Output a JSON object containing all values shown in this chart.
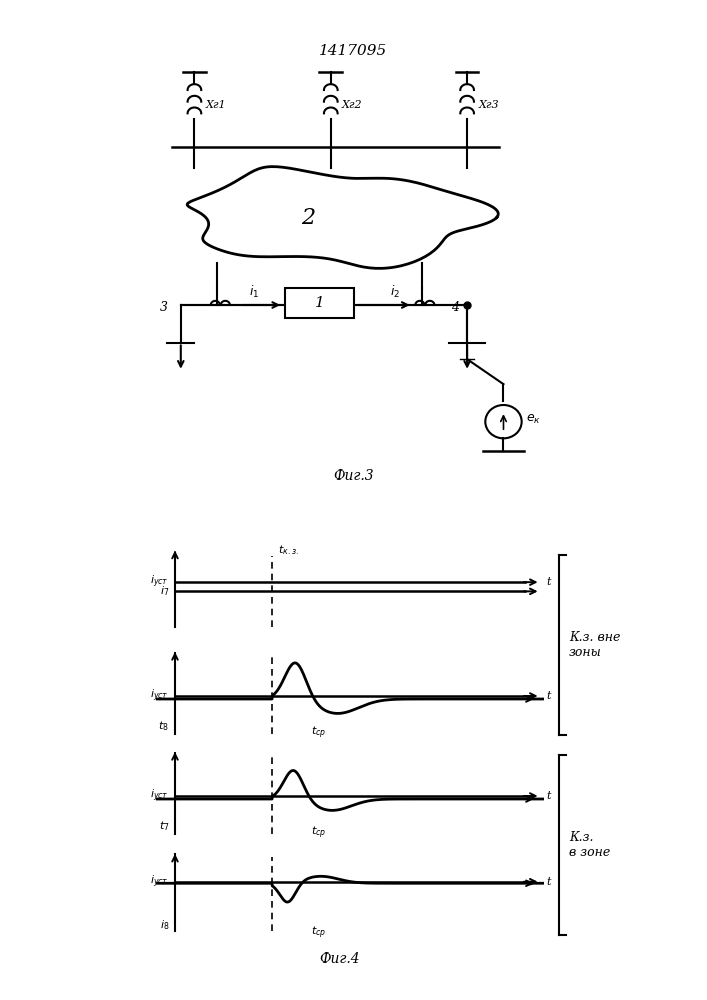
{
  "title": "1417095",
  "fig3_label": "Фиг.3",
  "fig4_label": "Фиг.4",
  "kz_vne_zony": "К.з. вне\nзоны",
  "kz_v_zone": "К.з.\nв зоне",
  "bg_color": "#ffffff",
  "line_color": "#000000"
}
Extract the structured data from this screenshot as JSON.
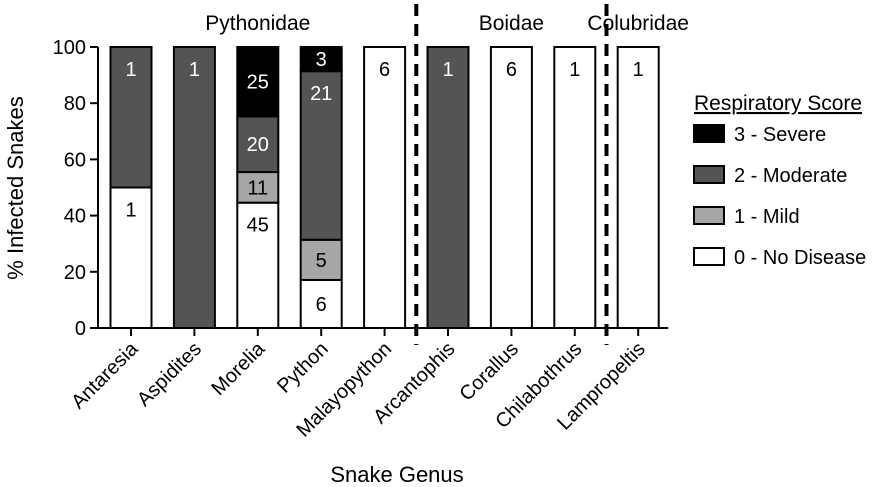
{
  "chart_data": {
    "type": "bar",
    "stacked": true,
    "xlabel": "Snake Genus",
    "ylabel": "% Infected Snakes",
    "ylim": [
      0,
      100
    ],
    "yticks": [
      0,
      20,
      40,
      60,
      80,
      100
    ],
    "grid": false,
    "legend_title": "Respiratory Score",
    "legend_position": "right",
    "categories": [
      "Antaresia",
      "Aspidites",
      "Morelia",
      "Python",
      "Malayopython",
      "Arcantophis",
      "Corallus",
      "Chilabothrus",
      "Lampropeltis"
    ],
    "families": [
      {
        "name": "Pythonidae",
        "categories": [
          "Antaresia",
          "Aspidites",
          "Morelia",
          "Python",
          "Malayopython"
        ]
      },
      {
        "name": "Boidae",
        "categories": [
          "Arcantophis",
          "Corallus",
          "Chilabothrus"
        ]
      },
      {
        "name": "Colubridae",
        "categories": [
          "Lampropeltis"
        ]
      }
    ],
    "series": [
      {
        "name": "0 - No Disease",
        "color": "#ffffff",
        "text_color": "#000000",
        "values": [
          50,
          0,
          44.6,
          17.1,
          100,
          0,
          100,
          100,
          100
        ],
        "labels": [
          "1",
          "",
          "45",
          "6",
          "6",
          "",
          "6",
          "1",
          "1"
        ]
      },
      {
        "name": "1 - Mild",
        "color": "#a6a6a6",
        "text_color": "#000000",
        "values": [
          0,
          0,
          10.9,
          14.3,
          0,
          0,
          0,
          0,
          0
        ],
        "labels": [
          "",
          "",
          "11",
          "5",
          "",
          "",
          "",
          "",
          ""
        ]
      },
      {
        "name": "2 - Moderate",
        "color": "#545454",
        "text_color": "#ffffff",
        "values": [
          50,
          100,
          19.8,
          60,
          0,
          100,
          0,
          0,
          0
        ],
        "labels": [
          "1",
          "1",
          "20",
          "21",
          "",
          "1",
          "",
          "",
          ""
        ]
      },
      {
        "name": "3 - Severe",
        "color": "#000000",
        "text_color": "#ffffff",
        "values": [
          0,
          0,
          24.7,
          8.6,
          0,
          0,
          0,
          0,
          0
        ],
        "labels": [
          "",
          "",
          "25",
          "3",
          "",
          "",
          "",
          "",
          ""
        ]
      }
    ]
  }
}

------------

-- Request --
Copy out the listing exactly as it stands, but not the pictures.

-- Finished exercise --
Output a JSON object containing all values shown in this chart.
{
  "title": "1417095",
  "fig3_label": "Фиг.3",
  "fig4_label": "Фиг.4",
  "kz_vne_zony": "К.з. вне\nзоны",
  "kz_v_zone": "К.з.\nв зоне",
  "bg_color": "#ffffff",
  "line_color": "#000000"
}
Extract the structured data from this screenshot as JSON.
{
  "chart_data": {
    "type": "bar",
    "stacked": true,
    "xlabel": "Snake Genus",
    "ylabel": "% Infected Snakes",
    "ylim": [
      0,
      100
    ],
    "yticks": [
      0,
      20,
      40,
      60,
      80,
      100
    ],
    "grid": false,
    "legend_title": "Respiratory Score",
    "legend_position": "right",
    "categories": [
      "Antaresia",
      "Aspidites",
      "Morelia",
      "Python",
      "Malayopython",
      "Arcantophis",
      "Corallus",
      "Chilabothrus",
      "Lampropeltis"
    ],
    "families": [
      {
        "name": "Pythonidae",
        "categories": [
          "Antaresia",
          "Aspidites",
          "Morelia",
          "Python",
          "Malayopython"
        ]
      },
      {
        "name": "Boidae",
        "categories": [
          "Arcantophis",
          "Corallus",
          "Chilabothrus"
        ]
      },
      {
        "name": "Colubridae",
        "categories": [
          "Lampropeltis"
        ]
      }
    ],
    "series": [
      {
        "name": "0 - No Disease",
        "color": "#ffffff",
        "text_color": "#000000",
        "values": [
          50,
          0,
          44.6,
          17.1,
          100,
          0,
          100,
          100,
          100
        ],
        "labels": [
          "1",
          "",
          "45",
          "6",
          "6",
          "",
          "6",
          "1",
          "1"
        ]
      },
      {
        "name": "1 - Mild",
        "color": "#a6a6a6",
        "text_color": "#000000",
        "values": [
          0,
          0,
          10.9,
          14.3,
          0,
          0,
          0,
          0,
          0
        ],
        "labels": [
          "",
          "",
          "11",
          "5",
          "",
          "",
          "",
          "",
          ""
        ]
      },
      {
        "name": "2 - Moderate",
        "color": "#545454",
        "text_color": "#ffffff",
        "values": [
          50,
          100,
          19.8,
          60,
          0,
          100,
          0,
          0,
          0
        ],
        "labels": [
          "1",
          "1",
          "20",
          "21",
          "",
          "1",
          "",
          "",
          ""
        ]
      },
      {
        "name": "3 - Severe",
        "color": "#000000",
        "text_color": "#ffffff",
        "values": [
          0,
          0,
          24.7,
          8.6,
          0,
          0,
          0,
          0,
          0
        ],
        "labels": [
          "",
          "",
          "25",
          "3",
          "",
          "",
          "",
          "",
          ""
        ]
      }
    ]
  }
}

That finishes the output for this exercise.